DATASET EXCERPTS:
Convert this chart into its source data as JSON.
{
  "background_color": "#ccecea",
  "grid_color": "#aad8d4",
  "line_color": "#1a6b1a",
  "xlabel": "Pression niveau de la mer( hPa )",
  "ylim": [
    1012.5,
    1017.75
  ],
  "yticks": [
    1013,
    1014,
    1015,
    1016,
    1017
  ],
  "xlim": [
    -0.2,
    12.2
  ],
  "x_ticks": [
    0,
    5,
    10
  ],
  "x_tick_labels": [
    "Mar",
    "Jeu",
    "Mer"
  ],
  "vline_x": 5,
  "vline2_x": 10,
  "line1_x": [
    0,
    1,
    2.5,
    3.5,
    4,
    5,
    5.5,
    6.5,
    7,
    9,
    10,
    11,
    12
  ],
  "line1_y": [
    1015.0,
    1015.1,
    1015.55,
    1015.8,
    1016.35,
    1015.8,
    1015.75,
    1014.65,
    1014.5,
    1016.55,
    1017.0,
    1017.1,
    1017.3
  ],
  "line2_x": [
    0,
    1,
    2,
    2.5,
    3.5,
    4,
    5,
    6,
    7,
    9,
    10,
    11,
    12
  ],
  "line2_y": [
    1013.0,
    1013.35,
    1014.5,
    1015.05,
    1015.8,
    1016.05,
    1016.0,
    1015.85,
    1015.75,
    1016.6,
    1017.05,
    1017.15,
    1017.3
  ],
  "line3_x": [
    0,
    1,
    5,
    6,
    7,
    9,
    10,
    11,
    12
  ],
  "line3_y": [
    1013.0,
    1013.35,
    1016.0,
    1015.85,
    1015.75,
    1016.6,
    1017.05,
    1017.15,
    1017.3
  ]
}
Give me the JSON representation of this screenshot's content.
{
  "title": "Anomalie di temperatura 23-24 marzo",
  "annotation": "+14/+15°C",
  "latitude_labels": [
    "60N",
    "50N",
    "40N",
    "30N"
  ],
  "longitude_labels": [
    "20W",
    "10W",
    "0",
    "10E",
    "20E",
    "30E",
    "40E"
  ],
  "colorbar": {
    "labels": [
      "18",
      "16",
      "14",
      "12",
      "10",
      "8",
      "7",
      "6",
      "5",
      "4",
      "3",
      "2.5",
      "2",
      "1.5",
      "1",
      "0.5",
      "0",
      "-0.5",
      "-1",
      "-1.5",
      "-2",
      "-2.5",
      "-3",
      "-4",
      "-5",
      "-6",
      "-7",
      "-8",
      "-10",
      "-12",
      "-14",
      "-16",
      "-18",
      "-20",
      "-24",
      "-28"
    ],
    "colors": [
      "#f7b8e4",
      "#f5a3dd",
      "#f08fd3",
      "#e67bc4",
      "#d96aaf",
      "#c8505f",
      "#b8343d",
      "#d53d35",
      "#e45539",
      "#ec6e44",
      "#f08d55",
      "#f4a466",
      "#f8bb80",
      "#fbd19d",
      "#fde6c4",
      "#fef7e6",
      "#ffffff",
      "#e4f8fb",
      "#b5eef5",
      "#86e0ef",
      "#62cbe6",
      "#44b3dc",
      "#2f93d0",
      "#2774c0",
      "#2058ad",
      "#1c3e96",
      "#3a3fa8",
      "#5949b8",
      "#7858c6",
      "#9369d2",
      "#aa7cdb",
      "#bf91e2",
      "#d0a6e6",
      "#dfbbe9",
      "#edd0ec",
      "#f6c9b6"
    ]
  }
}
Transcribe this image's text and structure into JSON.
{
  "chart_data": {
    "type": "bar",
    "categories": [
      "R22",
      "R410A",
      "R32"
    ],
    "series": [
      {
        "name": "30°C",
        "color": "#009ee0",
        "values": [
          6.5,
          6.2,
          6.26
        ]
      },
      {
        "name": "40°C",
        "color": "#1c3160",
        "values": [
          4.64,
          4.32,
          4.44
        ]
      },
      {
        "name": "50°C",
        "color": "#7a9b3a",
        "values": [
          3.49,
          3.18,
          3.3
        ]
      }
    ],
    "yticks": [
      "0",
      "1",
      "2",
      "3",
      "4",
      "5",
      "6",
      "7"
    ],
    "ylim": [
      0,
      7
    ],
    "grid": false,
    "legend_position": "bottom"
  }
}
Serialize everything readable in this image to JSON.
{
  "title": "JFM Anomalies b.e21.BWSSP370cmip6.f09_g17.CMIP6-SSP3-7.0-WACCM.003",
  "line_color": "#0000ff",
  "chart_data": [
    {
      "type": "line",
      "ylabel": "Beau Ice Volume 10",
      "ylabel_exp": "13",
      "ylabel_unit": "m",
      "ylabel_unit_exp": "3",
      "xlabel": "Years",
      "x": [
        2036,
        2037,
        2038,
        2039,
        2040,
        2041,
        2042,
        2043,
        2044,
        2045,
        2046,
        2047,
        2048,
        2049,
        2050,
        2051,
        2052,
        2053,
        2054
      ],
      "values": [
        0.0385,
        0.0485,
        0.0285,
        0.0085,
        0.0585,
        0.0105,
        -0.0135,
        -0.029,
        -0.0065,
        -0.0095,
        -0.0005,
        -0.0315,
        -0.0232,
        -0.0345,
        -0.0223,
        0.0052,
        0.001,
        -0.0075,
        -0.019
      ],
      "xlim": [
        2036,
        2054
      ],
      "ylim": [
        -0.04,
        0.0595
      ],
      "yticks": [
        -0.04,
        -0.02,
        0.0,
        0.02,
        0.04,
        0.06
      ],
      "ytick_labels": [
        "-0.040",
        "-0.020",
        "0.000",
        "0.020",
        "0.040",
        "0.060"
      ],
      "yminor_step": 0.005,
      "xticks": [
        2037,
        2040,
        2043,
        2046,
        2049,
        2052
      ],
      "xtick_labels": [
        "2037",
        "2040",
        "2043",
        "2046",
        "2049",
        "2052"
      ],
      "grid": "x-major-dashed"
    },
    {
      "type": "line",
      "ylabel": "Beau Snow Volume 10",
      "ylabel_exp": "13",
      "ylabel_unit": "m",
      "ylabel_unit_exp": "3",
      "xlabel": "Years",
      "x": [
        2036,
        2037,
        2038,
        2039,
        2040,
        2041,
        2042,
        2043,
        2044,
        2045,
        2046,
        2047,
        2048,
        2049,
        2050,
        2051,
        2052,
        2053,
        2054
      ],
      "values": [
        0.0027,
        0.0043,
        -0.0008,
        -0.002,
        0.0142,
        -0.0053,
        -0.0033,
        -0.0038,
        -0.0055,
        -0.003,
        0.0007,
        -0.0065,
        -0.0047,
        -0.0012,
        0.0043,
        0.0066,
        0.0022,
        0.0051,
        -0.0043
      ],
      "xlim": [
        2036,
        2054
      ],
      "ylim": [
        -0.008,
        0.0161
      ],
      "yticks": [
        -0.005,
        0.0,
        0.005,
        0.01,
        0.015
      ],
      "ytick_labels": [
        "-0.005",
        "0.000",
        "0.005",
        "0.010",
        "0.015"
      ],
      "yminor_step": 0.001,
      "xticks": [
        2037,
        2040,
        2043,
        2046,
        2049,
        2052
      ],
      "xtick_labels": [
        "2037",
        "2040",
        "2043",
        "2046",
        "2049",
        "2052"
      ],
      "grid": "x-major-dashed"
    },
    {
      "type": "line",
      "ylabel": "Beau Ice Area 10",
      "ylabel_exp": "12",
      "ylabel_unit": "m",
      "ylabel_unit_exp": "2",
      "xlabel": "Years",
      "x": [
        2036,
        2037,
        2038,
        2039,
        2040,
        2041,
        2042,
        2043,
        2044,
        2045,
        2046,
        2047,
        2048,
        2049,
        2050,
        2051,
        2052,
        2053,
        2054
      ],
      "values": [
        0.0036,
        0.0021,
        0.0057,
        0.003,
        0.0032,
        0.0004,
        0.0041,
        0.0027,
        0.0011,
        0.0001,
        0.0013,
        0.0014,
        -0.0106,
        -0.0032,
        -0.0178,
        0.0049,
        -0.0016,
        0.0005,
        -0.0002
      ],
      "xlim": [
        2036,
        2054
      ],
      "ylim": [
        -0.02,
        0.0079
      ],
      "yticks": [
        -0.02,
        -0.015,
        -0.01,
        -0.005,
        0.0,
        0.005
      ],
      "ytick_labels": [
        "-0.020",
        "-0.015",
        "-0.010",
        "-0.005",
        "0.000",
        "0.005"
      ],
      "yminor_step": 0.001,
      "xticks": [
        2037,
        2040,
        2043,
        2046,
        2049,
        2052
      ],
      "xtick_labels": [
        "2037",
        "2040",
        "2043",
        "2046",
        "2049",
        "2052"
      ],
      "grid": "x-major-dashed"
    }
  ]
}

THE TASK: Identify each line containing the string "Volume" and copy it out.

THE COMPLETED TASK:
      "ylabel": "Beau Ice Volume 10",
      "ylabel": "Beau Snow Volume 10",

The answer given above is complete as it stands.